● PROMPT:
Single out each line with the word "товары" and copy it.

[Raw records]
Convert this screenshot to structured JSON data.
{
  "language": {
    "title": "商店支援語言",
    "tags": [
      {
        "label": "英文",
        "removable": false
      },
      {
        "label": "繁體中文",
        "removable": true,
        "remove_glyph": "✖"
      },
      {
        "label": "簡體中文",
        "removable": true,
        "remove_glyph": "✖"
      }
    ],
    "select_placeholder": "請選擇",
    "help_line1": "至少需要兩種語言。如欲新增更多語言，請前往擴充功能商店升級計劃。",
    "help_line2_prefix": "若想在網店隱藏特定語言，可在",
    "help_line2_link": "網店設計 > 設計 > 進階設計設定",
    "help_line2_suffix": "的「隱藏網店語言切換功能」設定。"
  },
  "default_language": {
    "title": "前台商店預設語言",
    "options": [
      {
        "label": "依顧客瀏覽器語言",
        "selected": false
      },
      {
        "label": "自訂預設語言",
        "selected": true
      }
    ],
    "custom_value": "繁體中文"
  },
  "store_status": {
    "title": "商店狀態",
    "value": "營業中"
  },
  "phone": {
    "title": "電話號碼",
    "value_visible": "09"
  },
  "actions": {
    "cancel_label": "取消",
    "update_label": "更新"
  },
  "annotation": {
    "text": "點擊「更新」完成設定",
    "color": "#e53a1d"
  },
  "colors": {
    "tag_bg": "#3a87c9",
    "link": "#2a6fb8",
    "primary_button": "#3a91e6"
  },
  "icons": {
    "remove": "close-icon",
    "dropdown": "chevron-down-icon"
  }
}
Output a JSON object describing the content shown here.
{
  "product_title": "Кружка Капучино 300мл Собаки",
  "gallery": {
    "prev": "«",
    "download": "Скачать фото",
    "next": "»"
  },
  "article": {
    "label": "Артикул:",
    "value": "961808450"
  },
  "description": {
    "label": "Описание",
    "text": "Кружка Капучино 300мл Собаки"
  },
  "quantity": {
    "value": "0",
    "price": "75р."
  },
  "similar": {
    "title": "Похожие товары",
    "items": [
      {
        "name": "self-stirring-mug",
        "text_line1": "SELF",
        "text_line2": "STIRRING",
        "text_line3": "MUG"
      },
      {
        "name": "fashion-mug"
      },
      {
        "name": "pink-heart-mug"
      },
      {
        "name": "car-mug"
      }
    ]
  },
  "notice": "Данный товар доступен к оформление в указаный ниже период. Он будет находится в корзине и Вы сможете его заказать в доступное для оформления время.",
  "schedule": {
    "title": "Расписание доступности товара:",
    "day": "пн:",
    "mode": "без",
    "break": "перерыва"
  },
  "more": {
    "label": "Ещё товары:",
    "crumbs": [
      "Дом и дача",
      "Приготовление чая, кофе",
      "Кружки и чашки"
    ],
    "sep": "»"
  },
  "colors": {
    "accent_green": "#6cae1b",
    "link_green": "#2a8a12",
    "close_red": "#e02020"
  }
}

● ANSWER FOR THIS EXERCISE:
    "title": "Похожие товары",
    "label": "Ещё товары:",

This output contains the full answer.